━━ LISTED RECORDS ━━

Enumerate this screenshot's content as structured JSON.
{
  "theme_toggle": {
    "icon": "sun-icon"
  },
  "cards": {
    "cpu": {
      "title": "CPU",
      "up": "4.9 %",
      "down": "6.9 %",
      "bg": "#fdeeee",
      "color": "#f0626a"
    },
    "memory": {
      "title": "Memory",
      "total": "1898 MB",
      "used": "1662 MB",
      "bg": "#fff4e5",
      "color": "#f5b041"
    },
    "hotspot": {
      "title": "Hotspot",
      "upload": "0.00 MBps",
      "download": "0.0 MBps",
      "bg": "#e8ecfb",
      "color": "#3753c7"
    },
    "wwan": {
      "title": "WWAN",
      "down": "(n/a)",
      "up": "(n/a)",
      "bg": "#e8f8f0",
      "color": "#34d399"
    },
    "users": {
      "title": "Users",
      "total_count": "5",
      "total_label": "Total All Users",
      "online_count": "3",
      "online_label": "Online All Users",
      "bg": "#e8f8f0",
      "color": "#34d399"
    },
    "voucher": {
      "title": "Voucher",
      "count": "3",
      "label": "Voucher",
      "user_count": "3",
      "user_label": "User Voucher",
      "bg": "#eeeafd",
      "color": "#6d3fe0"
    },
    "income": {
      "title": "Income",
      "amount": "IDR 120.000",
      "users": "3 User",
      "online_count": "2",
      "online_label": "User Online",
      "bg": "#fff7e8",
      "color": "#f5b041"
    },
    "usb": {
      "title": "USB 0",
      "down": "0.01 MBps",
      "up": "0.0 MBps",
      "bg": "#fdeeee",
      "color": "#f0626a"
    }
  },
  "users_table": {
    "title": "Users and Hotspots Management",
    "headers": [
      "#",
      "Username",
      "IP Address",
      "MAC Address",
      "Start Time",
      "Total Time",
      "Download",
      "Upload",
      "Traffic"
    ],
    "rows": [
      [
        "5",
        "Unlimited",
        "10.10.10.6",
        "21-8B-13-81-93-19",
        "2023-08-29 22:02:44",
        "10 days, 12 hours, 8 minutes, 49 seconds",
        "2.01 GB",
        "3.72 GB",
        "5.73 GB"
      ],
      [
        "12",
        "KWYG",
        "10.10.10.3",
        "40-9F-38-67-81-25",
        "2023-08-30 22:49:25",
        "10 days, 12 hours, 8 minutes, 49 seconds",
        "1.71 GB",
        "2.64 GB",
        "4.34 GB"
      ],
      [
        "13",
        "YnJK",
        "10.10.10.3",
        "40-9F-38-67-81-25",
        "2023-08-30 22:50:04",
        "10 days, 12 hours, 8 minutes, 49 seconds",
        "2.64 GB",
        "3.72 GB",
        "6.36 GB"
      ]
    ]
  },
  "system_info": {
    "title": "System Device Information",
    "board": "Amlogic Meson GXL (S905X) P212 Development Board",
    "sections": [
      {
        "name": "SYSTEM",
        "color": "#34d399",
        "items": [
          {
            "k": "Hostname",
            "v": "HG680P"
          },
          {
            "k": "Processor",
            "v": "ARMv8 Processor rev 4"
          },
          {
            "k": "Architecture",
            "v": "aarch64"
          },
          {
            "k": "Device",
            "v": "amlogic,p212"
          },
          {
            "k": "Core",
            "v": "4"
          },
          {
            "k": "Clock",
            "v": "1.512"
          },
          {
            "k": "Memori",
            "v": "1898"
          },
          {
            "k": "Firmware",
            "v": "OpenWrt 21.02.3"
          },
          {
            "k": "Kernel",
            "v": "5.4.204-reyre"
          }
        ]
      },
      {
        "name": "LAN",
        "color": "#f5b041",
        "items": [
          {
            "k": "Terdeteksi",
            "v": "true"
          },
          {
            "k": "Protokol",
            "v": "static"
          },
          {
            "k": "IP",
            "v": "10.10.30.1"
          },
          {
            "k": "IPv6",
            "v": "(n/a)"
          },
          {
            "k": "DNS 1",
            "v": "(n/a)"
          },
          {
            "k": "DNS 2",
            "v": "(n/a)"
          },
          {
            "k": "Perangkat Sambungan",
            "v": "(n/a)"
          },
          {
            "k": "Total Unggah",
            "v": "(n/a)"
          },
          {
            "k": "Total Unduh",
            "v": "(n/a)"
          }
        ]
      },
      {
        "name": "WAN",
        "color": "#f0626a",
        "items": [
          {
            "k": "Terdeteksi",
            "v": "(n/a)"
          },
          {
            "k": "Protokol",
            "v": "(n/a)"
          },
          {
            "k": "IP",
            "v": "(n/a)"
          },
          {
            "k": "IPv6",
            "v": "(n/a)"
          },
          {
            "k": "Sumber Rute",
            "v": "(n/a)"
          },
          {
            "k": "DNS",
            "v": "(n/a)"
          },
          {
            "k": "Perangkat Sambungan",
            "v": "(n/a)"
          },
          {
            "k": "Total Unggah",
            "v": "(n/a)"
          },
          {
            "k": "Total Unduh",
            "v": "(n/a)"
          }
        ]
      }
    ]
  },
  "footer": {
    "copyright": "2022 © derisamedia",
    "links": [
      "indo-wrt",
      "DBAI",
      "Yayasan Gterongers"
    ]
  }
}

━━━

WORK INSTRUCTIONS: Extract each entry in full, exactly as given.

FINAL ANSWER:
Enumerate this screenshot's content as structured JSON.
{
  "theme_toggle": {
    "icon": "sun-icon"
  },
  "cards": {
    "cpu": {
      "title": "CPU",
      "up": "4.9 %",
      "down": "6.9 %",
      "bg": "#fdeeee",
      "color": "#f0626a"
    },
    "memory": {
      "title": "Memory",
      "total": "1898 MB",
      "used": "1662 MB",
      "bg": "#fff4e5",
      "color": "#f5b041"
    },
    "hotspot": {
      "title": "Hotspot",
      "upload": "0.00 MBps",
      "download": "0.0 MBps",
      "bg": "#e8ecfb",
      "color": "#3753c7"
    },
    "wwan": {
      "title": "WWAN",
      "down": "(n/a)",
      "up": "(n/a)",
      "bg": "#e8f8f0",
      "color": "#34d399"
    },
    "users": {
      "title": "Users",
      "total_count": "5",
      "total_label": "Total All Users",
      "online_count": "3",
      "online_label": "Online All Users",
      "bg": "#e8f8f0",
      "color": "#34d399"
    },
    "voucher": {
      "title": "Voucher",
      "count": "3",
      "label": "Voucher",
      "user_count": "3",
      "user_label": "User Voucher",
      "bg": "#eeeafd",
      "color": "#6d3fe0"
    },
    "income": {
      "title": "Income",
      "amount": "IDR 120.000",
      "users": "3 User",
      "online_count": "2",
      "online_label": "User Online",
      "bg": "#fff7e8",
      "color": "#f5b041"
    },
    "usb": {
      "title": "USB 0",
      "down": "0.01 MBps",
      "up": "0.0 MBps",
      "bg": "#fdeeee",
      "color": "#f0626a"
    }
  },
  "users_table": {
    "title": "Users and Hotspots Management",
    "headers": [
      "#",
      "Username",
      "IP Address",
      "MAC Address",
      "Start Time",
      "Total Time",
      "Download",
      "Upload",
      "Traffic"
    ],
    "rows": [
      [
        "5",
        "Unlimited",
        "10.10.10.6",
        "21-8B-13-81-93-19",
        "2023-08-29 22:02:44",
        "10 days, 12 hours, 8 minutes, 49 seconds",
        "2.01 GB",
        "3.72 GB",
        "5.73 GB"
      ],
      [
        "12",
        "KWYG",
        "10.10.10.3",
        "40-9F-38-67-81-25",
        "2023-08-30 22:49:25",
        "10 days, 12 hours, 8 minutes, 49 seconds",
        "1.71 GB",
        "2.64 GB",
        "4.34 GB"
      ],
      [
        "13",
        "YnJK",
        "10.10.10.3",
        "40-9F-38-67-81-25",
        "2023-08-30 22:50:04",
        "10 days, 12 hours, 8 minutes, 49 seconds",
        "2.64 GB",
        "3.72 GB",
        "6.36 GB"
      ]
    ]
  },
  "system_info": {
    "title": "System Device Information",
    "board": "Amlogic Meson GXL (S905X) P212 Development Board",
    "sections": [
      {
        "name": "SYSTEM",
        "color": "#34d399",
        "items": [
          {
            "k": "Hostname",
            "v": "HG680P"
          },
          {
            "k": "Processor",
            "v": "ARMv8 Processor rev 4"
          },
          {
            "k": "Architecture",
            "v": "aarch64"
          },
          {
            "k": "Device",
            "v": "amlogic,p212"
          },
          {
            "k": "Core",
            "v": "4"
          },
          {
            "k": "Clock",
            "v": "1.512"
          },
          {
            "k": "Memori",
            "v": "1898"
          },
          {
            "k": "Firmware",
            "v": "OpenWrt 21.02.3"
          },
          {
            "k": "Kernel",
            "v": "5.4.204-reyre"
          }
        ]
      },
      {
        "name": "LAN",
        "color": "#f5b041",
        "items": [
          {
            "k": "Terdeteksi",
            "v": "true"
          },
          {
            "k": "Protokol",
            "v": "static"
          },
          {
            "k": "IP",
            "v": "10.10.30.1"
          },
          {
            "k": "IPv6",
            "v": "(n/a)"
          },
          {
            "k": "DNS 1",
            "v": "(n/a)"
          },
          {
            "k": "DNS 2",
            "v": "(n/a)"
          },
          {
            "k": "Perangkat Sambungan",
            "v": "(n/a)"
          },
          {
            "k": "Total Unggah",
            "v": "(n/a)"
          },
          {
            "k": "Total Unduh",
            "v": "(n/a)"
          }
        ]
      },
      {
        "name": "WAN",
        "color": "#f0626a",
        "items": [
          {
            "k": "Terdeteksi",
            "v": "(n/a)"
          },
          {
            "k": "Protokol",
            "v": "(n/a)"
          },
          {
            "k": "IP",
            "v": "(n/a)"
          },
          {
            "k": "IPv6",
            "v": "(n/a)"
          },
          {
            "k": "Sumber Rute",
            "v": "(n/a)"
          },
          {
            "k": "DNS",
            "v": "(n/a)"
          },
          {
            "k": "Perangkat Sambungan",
            "v": "(n/a)"
          },
          {
            "k": "Total Unggah",
            "v": "(n/a)"
          },
          {
            "k": "Total Unduh",
            "v": "(n/a)"
          }
        ]
      }
    ]
  },
  "footer": {
    "copyright": "2022 © derisamedia",
    "links": [
      "indo-wrt",
      "DBAI",
      "Yayasan Gterongers"
    ]
  }
}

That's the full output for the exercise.